### LISTED ENTRIES
══════════════════════════════

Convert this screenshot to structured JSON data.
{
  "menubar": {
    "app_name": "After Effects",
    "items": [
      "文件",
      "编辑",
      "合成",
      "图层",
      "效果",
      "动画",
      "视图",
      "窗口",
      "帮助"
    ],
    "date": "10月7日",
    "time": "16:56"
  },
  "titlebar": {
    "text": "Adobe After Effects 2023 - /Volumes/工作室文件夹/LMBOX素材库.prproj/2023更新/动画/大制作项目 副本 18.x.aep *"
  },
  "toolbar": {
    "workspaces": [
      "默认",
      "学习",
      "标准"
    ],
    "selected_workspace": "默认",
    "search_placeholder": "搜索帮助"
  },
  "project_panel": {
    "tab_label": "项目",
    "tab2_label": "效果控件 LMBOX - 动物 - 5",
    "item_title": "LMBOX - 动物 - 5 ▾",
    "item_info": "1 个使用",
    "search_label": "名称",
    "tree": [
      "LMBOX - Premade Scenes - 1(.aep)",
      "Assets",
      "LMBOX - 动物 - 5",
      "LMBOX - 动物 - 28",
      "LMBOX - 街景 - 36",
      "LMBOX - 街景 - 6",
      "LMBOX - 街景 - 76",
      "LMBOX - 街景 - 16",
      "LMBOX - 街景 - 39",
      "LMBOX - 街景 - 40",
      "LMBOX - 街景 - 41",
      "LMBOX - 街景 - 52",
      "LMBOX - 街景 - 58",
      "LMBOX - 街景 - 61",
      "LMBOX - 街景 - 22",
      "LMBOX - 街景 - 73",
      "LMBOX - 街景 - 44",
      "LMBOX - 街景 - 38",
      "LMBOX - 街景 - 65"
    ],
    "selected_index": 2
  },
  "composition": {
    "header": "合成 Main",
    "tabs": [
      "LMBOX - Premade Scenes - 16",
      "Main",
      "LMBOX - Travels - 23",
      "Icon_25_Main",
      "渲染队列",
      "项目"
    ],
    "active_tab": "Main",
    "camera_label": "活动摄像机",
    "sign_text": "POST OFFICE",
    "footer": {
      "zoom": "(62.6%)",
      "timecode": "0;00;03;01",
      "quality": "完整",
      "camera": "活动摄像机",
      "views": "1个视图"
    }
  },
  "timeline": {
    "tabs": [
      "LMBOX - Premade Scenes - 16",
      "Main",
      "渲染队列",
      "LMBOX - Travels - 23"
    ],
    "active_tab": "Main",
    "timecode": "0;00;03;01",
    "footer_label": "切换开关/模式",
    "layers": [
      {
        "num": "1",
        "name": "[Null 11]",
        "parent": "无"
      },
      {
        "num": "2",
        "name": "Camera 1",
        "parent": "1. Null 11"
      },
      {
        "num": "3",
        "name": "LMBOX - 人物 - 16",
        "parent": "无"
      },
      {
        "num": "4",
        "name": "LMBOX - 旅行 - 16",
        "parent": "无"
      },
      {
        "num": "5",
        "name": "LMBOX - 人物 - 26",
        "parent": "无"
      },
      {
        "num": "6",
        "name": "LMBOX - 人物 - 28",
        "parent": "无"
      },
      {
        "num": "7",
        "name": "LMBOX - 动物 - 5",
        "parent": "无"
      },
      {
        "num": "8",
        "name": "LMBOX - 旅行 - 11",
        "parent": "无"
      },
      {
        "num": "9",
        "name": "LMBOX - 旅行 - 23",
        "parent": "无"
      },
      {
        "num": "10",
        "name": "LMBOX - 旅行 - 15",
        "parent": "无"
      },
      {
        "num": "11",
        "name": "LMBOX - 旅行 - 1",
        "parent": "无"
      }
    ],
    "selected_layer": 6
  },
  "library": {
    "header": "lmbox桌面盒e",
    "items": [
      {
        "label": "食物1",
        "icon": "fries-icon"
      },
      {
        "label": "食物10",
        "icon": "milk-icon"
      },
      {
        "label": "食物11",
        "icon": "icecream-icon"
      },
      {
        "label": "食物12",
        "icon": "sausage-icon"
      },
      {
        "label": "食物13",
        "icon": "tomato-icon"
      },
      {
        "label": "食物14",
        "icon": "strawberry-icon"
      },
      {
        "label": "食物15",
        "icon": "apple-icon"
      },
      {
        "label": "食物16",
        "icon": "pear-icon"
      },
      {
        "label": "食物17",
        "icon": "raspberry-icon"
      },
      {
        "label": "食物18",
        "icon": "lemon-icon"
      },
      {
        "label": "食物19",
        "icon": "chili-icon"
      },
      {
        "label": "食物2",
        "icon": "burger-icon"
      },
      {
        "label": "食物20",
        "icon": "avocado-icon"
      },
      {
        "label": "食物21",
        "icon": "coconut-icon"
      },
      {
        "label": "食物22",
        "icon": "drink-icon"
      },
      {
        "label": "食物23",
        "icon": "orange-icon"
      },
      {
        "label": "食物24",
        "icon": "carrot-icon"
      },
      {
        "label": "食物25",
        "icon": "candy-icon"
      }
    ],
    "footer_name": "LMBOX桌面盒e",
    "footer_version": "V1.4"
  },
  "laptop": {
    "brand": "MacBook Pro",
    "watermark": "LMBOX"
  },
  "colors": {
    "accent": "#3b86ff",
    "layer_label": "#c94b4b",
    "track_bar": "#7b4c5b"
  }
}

══════════════════════════════

### YOUR TASK
Reproduce the complete set of lines precisely as supplied.

### WRITTEN SOLUTION
Convert this screenshot to structured JSON data.
{
  "menubar": {
    "app_name": "After Effects",
    "items": [
      "文件",
      "编辑",
      "合成",
      "图层",
      "效果",
      "动画",
      "视图",
      "窗口",
      "帮助"
    ],
    "date": "10月7日",
    "time": "16:56"
  },
  "titlebar": {
    "text": "Adobe After Effects 2023 - /Volumes/工作室文件夹/LMBOX素材库.prproj/2023更新/动画/大制作项目 副本 18.x.aep *"
  },
  "toolbar": {
    "workspaces": [
      "默认",
      "学习",
      "标准"
    ],
    "selected_workspace": "默认",
    "search_placeholder": "搜索帮助"
  },
  "project_panel": {
    "tab_label": "项目",
    "tab2_label": "效果控件 LMBOX - 动物 - 5",
    "item_title": "LMBOX - 动物 - 5 ▾",
    "item_info": "1 个使用",
    "search_label": "名称",
    "tree": [
      "LMBOX - Premade Scenes - 1(.aep)",
      "Assets",
      "LMBOX - 动物 - 5",
      "LMBOX - 动物 - 28",
      "LMBOX - 街景 - 36",
      "LMBOX - 街景 - 6",
      "LMBOX - 街景 - 76",
      "LMBOX - 街景 - 16",
      "LMBOX - 街景 - 39",
      "LMBOX - 街景 - 40",
      "LMBOX - 街景 - 41",
      "LMBOX - 街景 - 52",
      "LMBOX - 街景 - 58",
      "LMBOX - 街景 - 61",
      "LMBOX - 街景 - 22",
      "LMBOX - 街景 - 73",
      "LMBOX - 街景 - 44",
      "LMBOX - 街景 - 38",
      "LMBOX - 街景 - 65"
    ],
    "selected_index": 2
  },
  "composition": {
    "header": "合成 Main",
    "tabs": [
      "LMBOX - Premade Scenes - 16",
      "Main",
      "LMBOX - Travels - 23",
      "Icon_25_Main",
      "渲染队列",
      "项目"
    ],
    "active_tab": "Main",
    "camera_label": "活动摄像机",
    "sign_text": "POST OFFICE",
    "footer": {
      "zoom": "(62.6%)",
      "timecode": "0;00;03;01",
      "quality": "完整",
      "camera": "活动摄像机",
      "views": "1个视图"
    }
  },
  "timeline": {
    "tabs": [
      "LMBOX - Premade Scenes - 16",
      "Main",
      "渲染队列",
      "LMBOX - Travels - 23"
    ],
    "active_tab": "Main",
    "timecode": "0;00;03;01",
    "footer_label": "切换开关/模式",
    "layers": [
      {
        "num": "1",
        "name": "[Null 11]",
        "parent": "无"
      },
      {
        "num": "2",
        "name": "Camera 1",
        "parent": "1. Null 11"
      },
      {
        "num": "3",
        "name": "LMBOX - 人物 - 16",
        "parent": "无"
      },
      {
        "num": "4",
        "name": "LMBOX - 旅行 - 16",
        "parent": "无"
      },
      {
        "num": "5",
        "name": "LMBOX - 人物 - 26",
        "parent": "无"
      },
      {
        "num": "6",
        "name": "LMBOX - 人物 - 28",
        "parent": "无"
      },
      {
        "num": "7",
        "name": "LMBOX - 动物 - 5",
        "parent": "无"
      },
      {
        "num": "8",
        "name": "LMBOX - 旅行 - 11",
        "parent": "无"
      },
      {
        "num": "9",
        "name": "LMBOX - 旅行 - 23",
        "parent": "无"
      },
      {
        "num": "10",
        "name": "LMBOX - 旅行 - 15",
        "parent": "无"
      },
      {
        "num": "11",
        "name": "LMBOX - 旅行 - 1",
        "parent": "无"
      }
    ],
    "selected_layer": 6
  },
  "library": {
    "header": "lmbox桌面盒e",
    "items": [
      {
        "label": "食物1",
        "icon": "fries-icon"
      },
      {
        "label": "食物10",
        "icon": "milk-icon"
      },
      {
        "label": "食物11",
        "icon": "icecream-icon"
      },
      {
        "label": "食物12",
        "icon": "sausage-icon"
      },
      {
        "label": "食物13",
        "icon": "tomato-icon"
      },
      {
        "label": "食物14",
        "icon": "strawberry-icon"
      },
      {
        "label": "食物15",
        "icon": "apple-icon"
      },
      {
        "label": "食物16",
        "icon": "pear-icon"
      },
      {
        "label": "食物17",
        "icon": "raspberry-icon"
      },
      {
        "label": "食物18",
        "icon": "lemon-icon"
      },
      {
        "label": "食物19",
        "icon": "chili-icon"
      },
      {
        "label": "食物2",
        "icon": "burger-icon"
      },
      {
        "label": "食物20",
        "icon": "avocado-icon"
      },
      {
        "label": "食物21",
        "icon": "coconut-icon"
      },
      {
        "label": "食物22",
        "icon": "drink-icon"
      },
      {
        "label": "食物23",
        "icon": "orange-icon"
      },
      {
        "label": "食物24",
        "icon": "carrot-icon"
      },
      {
        "label": "食物25",
        "icon": "candy-icon"
      }
    ],
    "footer_name": "LMBOX桌面盒e",
    "footer_version": "V1.4"
  },
  "laptop": {
    "brand": "MacBook Pro",
    "watermark": "LMBOX"
  },
  "colors": {
    "accent": "#3b86ff",
    "layer_label": "#c94b4b",
    "track_bar": "#7b4c5b"
  }
}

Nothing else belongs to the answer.